Document passage —
On Thu, Nov 24, 2022 at 11:05 AM Tom Lane <t...@sss.pgh.pa.us> wrote:
> Thomas Munro <thomas.mu...@gmail.com> writes:
> > On Wed, Nov 23, 2022 at 11:03 PM Thomas Munro <thomas.mu...@gmail.com> 
> > wrote:
> > As for what to do about it, some ideas:
> > 2.  Retry after a short time on checksum failure.  The probability is
> > already miniscule, and becomes pretty close to 0 if we read thrice
> > 100ms apart.
>
> > First thought is that 2 is appropriate level of complexity for this
> > rare and stupid problem.
>
> Yeah, I was thinking the same.  A variant could be "repeat until
> we see the same calculated checksum twice".

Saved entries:
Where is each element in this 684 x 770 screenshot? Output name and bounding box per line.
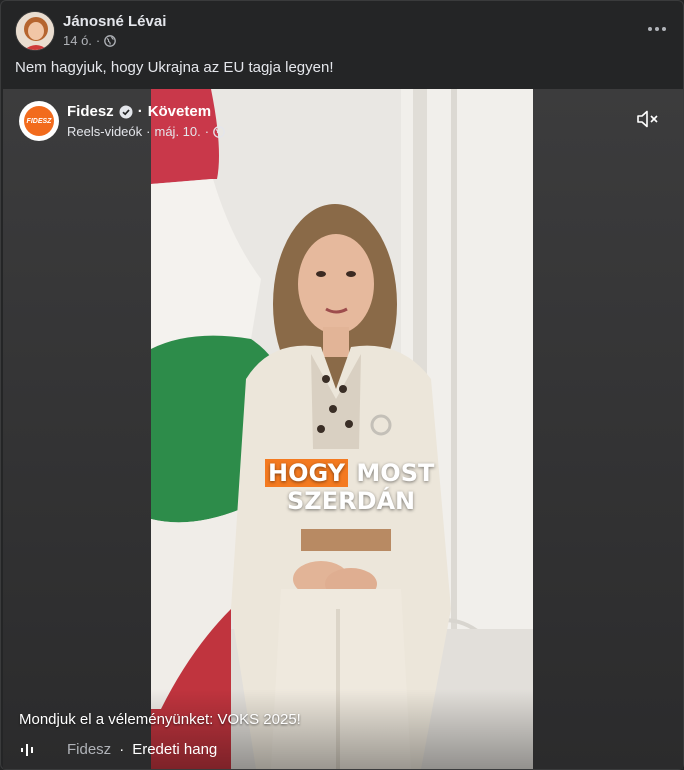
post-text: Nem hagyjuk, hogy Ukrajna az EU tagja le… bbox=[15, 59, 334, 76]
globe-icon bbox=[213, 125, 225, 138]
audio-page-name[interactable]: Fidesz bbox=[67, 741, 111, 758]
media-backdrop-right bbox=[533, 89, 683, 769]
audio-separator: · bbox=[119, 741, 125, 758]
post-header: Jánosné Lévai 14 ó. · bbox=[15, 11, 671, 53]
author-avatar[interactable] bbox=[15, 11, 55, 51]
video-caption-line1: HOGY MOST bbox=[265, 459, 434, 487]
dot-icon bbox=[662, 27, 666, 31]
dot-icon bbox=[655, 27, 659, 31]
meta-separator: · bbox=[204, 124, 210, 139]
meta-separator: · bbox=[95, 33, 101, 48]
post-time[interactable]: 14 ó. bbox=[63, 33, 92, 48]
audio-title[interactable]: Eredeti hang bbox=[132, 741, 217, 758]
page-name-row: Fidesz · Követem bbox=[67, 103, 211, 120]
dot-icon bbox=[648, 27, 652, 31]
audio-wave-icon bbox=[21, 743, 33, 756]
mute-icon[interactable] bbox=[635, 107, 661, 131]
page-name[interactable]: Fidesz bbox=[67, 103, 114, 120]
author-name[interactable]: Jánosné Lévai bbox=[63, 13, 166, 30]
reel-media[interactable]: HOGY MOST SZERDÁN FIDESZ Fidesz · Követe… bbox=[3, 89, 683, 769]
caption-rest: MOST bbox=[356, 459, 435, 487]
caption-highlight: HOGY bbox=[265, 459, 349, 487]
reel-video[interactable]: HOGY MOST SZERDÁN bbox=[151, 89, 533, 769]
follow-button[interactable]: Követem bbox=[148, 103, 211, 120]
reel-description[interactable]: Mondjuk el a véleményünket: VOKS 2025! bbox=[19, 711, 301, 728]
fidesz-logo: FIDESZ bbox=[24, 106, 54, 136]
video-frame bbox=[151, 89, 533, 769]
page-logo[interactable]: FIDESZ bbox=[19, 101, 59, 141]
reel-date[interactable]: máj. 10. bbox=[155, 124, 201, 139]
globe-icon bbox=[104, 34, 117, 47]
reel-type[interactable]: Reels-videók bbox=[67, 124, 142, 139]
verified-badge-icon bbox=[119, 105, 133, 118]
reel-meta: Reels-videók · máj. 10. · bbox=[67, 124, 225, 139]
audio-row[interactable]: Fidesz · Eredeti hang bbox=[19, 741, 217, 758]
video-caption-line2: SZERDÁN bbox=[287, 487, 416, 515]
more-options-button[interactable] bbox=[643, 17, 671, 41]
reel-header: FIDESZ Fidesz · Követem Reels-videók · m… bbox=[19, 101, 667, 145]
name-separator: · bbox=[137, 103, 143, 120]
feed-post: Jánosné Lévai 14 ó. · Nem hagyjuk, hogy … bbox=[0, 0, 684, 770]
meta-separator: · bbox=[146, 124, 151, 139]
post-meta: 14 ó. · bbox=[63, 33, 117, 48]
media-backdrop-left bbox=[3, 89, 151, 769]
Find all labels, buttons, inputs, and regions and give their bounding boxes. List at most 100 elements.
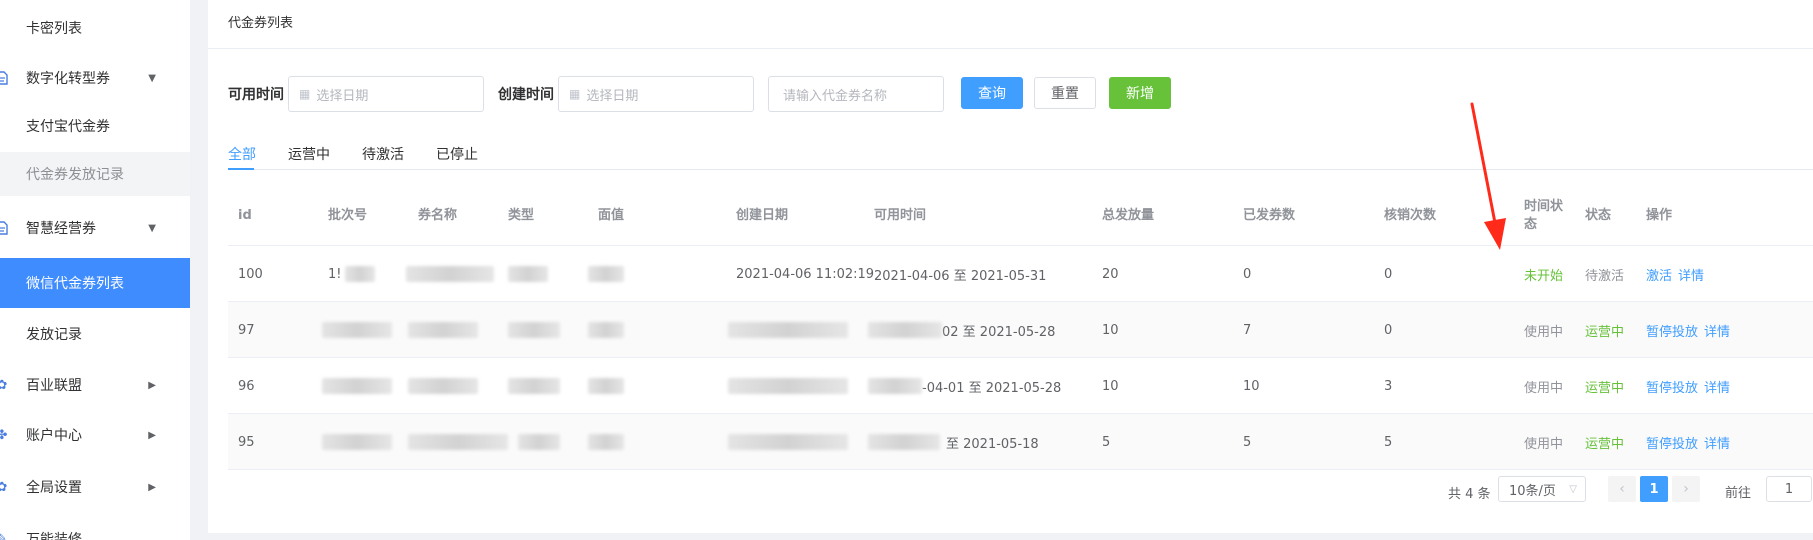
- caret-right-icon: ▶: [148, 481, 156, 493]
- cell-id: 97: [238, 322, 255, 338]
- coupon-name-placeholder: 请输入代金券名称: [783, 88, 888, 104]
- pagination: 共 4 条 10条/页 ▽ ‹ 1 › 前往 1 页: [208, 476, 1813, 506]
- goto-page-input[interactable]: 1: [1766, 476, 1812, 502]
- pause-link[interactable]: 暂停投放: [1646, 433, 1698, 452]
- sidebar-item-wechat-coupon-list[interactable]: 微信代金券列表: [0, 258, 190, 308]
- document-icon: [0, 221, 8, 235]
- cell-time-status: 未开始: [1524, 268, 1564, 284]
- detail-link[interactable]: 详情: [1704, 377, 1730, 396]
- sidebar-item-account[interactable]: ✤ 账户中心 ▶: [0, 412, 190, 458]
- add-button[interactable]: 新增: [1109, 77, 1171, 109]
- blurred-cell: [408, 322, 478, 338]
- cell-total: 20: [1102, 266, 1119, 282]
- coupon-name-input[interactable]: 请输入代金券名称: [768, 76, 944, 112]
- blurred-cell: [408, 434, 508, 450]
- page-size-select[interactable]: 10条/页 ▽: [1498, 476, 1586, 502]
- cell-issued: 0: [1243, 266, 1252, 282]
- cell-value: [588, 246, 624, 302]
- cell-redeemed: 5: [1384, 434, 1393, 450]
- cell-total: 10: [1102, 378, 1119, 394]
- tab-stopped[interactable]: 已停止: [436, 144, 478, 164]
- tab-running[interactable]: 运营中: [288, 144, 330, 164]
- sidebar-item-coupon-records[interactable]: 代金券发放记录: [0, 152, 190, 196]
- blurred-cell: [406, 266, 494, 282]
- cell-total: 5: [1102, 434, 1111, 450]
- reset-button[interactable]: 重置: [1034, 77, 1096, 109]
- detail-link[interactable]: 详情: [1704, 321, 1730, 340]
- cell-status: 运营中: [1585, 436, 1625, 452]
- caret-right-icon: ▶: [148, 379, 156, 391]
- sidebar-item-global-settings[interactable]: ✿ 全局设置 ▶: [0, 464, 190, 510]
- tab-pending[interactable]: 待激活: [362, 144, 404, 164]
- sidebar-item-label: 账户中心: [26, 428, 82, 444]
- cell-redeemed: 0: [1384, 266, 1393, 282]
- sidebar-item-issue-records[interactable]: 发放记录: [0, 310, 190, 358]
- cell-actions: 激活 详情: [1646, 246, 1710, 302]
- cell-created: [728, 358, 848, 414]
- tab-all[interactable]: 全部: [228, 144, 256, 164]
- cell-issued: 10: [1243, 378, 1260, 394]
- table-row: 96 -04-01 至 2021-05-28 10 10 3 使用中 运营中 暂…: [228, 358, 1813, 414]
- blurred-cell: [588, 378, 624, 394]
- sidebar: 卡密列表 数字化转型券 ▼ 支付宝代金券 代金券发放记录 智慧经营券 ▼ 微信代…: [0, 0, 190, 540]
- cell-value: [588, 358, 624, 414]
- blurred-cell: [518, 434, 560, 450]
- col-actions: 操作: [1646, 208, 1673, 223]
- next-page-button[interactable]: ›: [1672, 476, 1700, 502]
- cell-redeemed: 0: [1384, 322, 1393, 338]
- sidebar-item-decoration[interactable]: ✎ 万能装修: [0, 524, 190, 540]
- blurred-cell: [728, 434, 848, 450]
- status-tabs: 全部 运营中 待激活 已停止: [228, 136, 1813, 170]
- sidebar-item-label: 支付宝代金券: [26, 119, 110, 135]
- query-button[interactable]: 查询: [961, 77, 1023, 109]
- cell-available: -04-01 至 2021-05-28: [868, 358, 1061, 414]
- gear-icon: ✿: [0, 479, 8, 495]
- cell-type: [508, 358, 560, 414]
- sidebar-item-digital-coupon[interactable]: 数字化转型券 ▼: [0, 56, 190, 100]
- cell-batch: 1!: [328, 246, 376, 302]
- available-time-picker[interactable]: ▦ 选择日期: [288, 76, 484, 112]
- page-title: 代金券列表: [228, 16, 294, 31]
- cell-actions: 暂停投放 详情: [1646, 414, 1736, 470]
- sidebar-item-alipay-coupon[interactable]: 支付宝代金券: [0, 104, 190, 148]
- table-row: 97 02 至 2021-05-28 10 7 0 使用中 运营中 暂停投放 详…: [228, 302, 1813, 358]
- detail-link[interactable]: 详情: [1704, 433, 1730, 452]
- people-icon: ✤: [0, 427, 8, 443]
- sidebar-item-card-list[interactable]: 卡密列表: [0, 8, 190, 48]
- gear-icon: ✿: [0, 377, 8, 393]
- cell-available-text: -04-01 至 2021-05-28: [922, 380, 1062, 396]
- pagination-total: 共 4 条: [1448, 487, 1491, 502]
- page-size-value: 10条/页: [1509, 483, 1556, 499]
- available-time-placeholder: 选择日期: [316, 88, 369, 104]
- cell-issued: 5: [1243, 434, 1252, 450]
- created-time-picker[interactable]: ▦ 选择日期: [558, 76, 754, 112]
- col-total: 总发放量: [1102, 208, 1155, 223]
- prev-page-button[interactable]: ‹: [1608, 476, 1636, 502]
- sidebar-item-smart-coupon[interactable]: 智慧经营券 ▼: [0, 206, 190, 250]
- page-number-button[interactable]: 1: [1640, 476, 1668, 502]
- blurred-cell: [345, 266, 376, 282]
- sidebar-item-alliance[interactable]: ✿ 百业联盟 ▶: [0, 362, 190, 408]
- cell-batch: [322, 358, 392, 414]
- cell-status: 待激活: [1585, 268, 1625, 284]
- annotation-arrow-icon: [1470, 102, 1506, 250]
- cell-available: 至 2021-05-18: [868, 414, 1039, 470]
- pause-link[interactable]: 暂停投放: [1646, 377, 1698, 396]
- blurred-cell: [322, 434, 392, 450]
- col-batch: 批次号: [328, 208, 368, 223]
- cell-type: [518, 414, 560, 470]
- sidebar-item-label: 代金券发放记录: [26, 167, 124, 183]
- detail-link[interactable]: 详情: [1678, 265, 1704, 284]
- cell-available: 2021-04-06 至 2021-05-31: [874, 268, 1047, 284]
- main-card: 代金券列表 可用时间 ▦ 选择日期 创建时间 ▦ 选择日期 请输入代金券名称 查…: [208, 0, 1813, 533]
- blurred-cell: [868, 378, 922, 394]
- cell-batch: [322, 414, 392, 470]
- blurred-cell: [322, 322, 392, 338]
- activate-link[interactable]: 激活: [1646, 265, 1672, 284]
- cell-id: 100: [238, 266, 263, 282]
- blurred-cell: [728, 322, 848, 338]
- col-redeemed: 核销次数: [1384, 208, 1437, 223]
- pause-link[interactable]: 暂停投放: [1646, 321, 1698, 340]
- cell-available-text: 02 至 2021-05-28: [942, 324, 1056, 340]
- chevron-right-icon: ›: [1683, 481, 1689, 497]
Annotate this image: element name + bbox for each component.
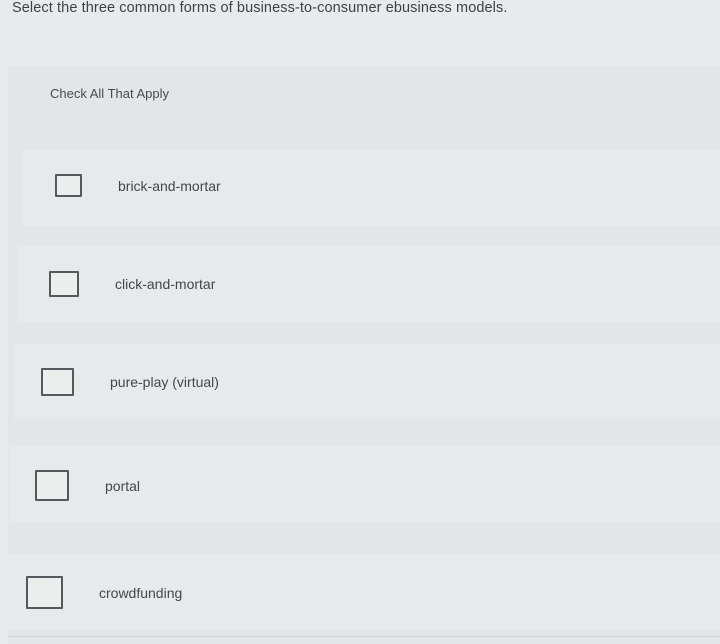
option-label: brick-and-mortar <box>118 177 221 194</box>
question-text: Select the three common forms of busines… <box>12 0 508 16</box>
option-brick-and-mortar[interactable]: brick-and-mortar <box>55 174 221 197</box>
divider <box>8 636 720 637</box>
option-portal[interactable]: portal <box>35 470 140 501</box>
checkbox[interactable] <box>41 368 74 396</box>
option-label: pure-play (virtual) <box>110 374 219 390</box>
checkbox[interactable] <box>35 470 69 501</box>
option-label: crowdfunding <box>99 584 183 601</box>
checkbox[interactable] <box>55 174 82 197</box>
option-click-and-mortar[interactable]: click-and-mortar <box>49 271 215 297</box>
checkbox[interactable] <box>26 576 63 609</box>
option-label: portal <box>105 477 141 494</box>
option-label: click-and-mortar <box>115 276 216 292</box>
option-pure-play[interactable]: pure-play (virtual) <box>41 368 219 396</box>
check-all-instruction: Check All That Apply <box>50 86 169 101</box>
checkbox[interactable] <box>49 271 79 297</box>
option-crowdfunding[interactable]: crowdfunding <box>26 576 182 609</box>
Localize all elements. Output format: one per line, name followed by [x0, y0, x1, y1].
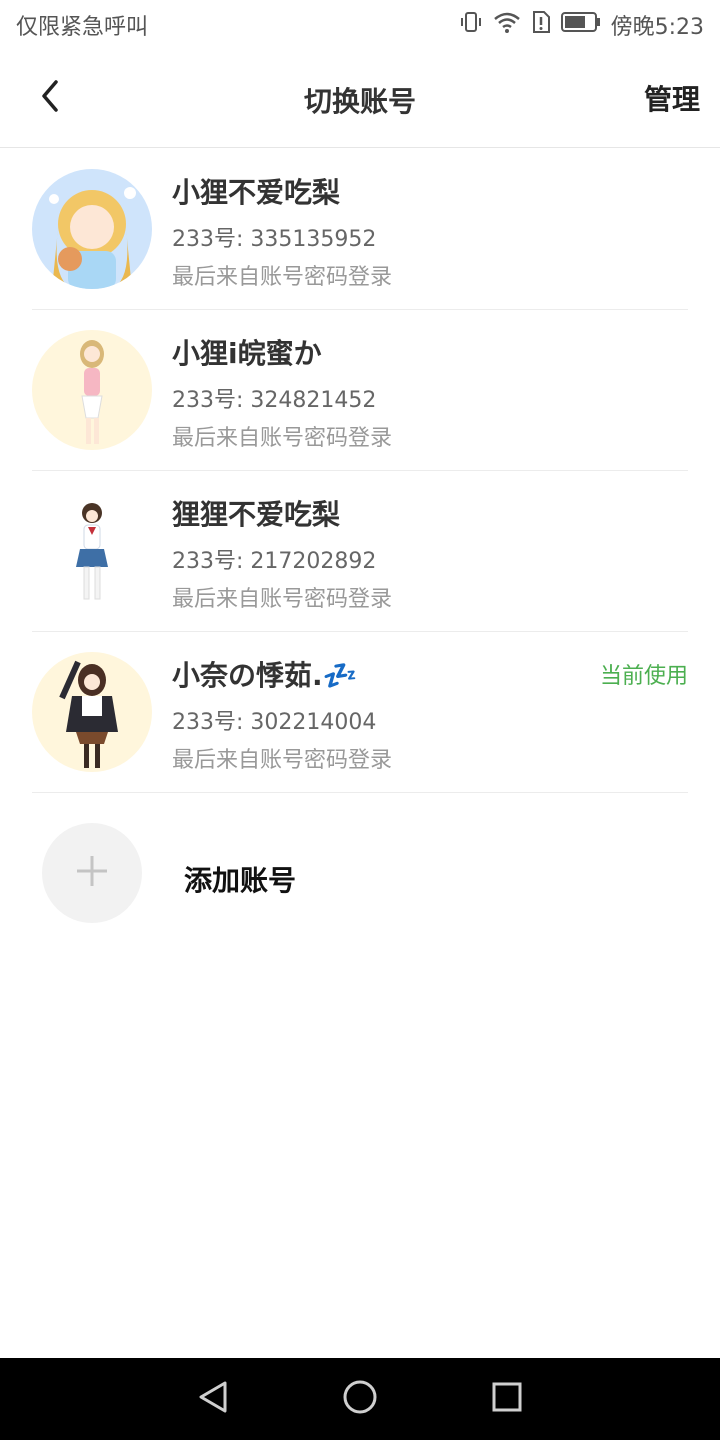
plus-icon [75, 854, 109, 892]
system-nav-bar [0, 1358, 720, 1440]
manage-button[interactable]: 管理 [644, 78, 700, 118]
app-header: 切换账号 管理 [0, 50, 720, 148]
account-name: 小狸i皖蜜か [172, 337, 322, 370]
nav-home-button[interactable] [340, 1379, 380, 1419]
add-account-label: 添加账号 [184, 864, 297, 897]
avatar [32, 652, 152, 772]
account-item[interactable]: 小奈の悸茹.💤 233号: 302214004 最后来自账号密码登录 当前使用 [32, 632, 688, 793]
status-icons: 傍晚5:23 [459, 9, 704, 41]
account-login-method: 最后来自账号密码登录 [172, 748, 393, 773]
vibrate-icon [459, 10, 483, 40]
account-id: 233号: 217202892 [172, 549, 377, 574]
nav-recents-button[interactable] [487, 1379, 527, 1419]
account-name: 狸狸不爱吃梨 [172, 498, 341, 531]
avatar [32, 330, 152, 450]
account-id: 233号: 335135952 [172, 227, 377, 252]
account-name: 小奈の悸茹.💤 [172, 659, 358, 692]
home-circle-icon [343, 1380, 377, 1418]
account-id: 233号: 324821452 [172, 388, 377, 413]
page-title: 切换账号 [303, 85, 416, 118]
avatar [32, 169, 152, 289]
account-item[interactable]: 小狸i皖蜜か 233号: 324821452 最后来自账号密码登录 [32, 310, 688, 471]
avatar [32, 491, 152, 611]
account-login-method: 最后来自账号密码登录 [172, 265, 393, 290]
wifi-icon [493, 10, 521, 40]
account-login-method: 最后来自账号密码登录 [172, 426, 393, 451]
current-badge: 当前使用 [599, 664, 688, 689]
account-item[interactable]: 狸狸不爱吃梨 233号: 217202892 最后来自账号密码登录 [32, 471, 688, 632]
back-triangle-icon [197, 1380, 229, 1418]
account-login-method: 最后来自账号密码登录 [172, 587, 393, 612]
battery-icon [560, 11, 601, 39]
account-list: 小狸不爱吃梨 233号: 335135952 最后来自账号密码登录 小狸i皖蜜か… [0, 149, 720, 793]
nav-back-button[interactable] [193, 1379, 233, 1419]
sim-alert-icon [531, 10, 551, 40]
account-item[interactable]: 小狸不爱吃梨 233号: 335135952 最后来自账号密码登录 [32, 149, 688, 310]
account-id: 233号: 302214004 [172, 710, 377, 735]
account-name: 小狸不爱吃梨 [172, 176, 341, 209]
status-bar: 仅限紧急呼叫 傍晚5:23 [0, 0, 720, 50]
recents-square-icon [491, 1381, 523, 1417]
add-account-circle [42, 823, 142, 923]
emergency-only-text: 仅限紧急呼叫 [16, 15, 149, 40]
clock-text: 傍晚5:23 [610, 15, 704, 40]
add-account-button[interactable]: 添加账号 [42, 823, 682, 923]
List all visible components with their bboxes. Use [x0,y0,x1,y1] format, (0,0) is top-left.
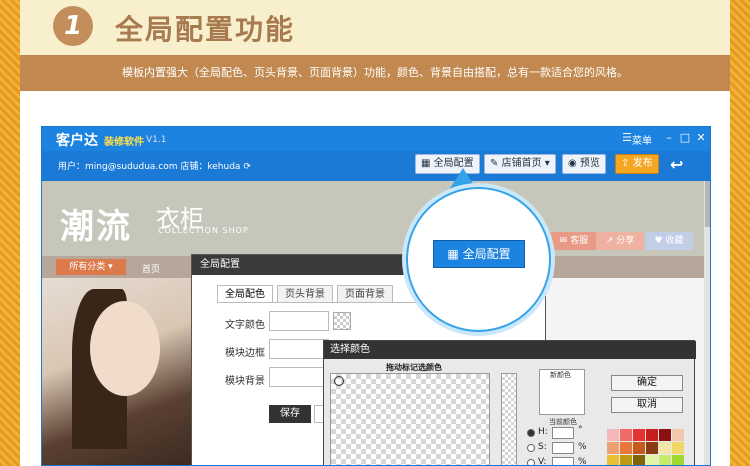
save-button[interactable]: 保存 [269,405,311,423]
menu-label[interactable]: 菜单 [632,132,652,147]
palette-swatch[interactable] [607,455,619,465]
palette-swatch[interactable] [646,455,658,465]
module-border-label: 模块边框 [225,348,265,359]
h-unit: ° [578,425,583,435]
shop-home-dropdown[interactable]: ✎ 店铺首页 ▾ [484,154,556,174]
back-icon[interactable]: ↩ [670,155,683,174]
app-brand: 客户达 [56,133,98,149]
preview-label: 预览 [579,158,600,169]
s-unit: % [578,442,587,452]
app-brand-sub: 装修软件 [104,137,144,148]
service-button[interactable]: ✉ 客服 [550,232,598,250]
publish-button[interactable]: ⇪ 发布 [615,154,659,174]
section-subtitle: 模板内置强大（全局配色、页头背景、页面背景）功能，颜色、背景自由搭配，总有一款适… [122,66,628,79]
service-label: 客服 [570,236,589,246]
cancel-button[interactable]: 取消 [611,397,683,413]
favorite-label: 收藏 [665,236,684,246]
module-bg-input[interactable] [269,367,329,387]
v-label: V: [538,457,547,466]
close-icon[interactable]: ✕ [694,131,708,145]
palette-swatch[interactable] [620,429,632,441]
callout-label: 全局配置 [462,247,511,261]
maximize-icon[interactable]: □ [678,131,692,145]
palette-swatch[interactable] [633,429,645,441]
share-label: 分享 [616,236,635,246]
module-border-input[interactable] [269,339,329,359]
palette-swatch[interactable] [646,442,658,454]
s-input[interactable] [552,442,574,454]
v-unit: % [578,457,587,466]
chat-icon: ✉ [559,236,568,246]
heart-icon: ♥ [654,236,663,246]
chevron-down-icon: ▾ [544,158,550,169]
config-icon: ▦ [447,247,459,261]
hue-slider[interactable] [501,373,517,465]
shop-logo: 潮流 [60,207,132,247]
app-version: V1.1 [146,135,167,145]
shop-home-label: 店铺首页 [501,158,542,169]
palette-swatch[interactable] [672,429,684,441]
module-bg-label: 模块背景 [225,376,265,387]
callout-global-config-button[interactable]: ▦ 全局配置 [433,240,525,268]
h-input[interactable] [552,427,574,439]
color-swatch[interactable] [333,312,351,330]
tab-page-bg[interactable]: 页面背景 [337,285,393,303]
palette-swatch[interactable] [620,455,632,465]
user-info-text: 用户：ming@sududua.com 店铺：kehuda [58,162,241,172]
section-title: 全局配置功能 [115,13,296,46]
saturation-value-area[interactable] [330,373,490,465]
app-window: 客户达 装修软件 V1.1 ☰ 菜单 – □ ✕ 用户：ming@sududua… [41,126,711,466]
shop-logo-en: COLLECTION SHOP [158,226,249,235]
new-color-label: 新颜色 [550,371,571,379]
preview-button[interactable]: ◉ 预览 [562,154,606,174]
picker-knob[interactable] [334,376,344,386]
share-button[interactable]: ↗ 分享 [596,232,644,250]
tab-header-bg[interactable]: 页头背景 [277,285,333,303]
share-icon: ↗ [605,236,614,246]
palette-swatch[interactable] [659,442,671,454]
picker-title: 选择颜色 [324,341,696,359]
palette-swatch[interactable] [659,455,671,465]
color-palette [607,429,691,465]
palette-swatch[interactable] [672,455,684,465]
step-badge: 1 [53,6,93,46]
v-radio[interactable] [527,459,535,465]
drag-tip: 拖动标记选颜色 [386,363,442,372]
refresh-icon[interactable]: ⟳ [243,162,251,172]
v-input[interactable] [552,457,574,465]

What this exercise asks —
1. Rewrite the stretch of the saved entries from the line containing "save-button[interactable]: 保存 [269,405,311,423]" through the line containing "module-border-label: 模块边框 [225,348,265,359]", replacing "palette-swatch" with "color-swatch" and changing nothing else.
2. Continue the mailing list discussion about retrying after a checksum failure.

Task-by-task results —
1.
save-button[interactable]: 保存 [269,405,311,423]
menu-label[interactable]: 菜单 [632,132,652,147]
color-swatch[interactable] [607,455,619,465]
color-swatch[interactable] [646,455,658,465]
module-border-label: 模块边框 [225,348,265,359]

2.
Hmm.  While writing a comment to explain why that's good enough, I
realised it's not really true for a standby that control file writes
are always expected to be far apart in time.  XLogFlush->
UpdateMinRecoveryPoint() could coincide badly with our N attempts for
any small N and for any nap time, which I think makes your idea better
than mine.

With some cartoon-level understanding of what's going on (to wit: I
think the kernel just pins the page but doesn't use a page-level
content lock or range lock, so what you're seeing is raw racing memcpy
calls and unsynchronised cache line effects), I guess you'd be fairly
likely to make "progress" in seeing more new data even if you didn't
sleep in between, but who knows.  So I have a 10ms sleep to make
progress very likely; given your algorithm it doesn't matter if you
didn't make all the progress, just some.  Since this is reachable from
SQL, I think we also need a CFI call so you can't get uninterruptibly
stuck here?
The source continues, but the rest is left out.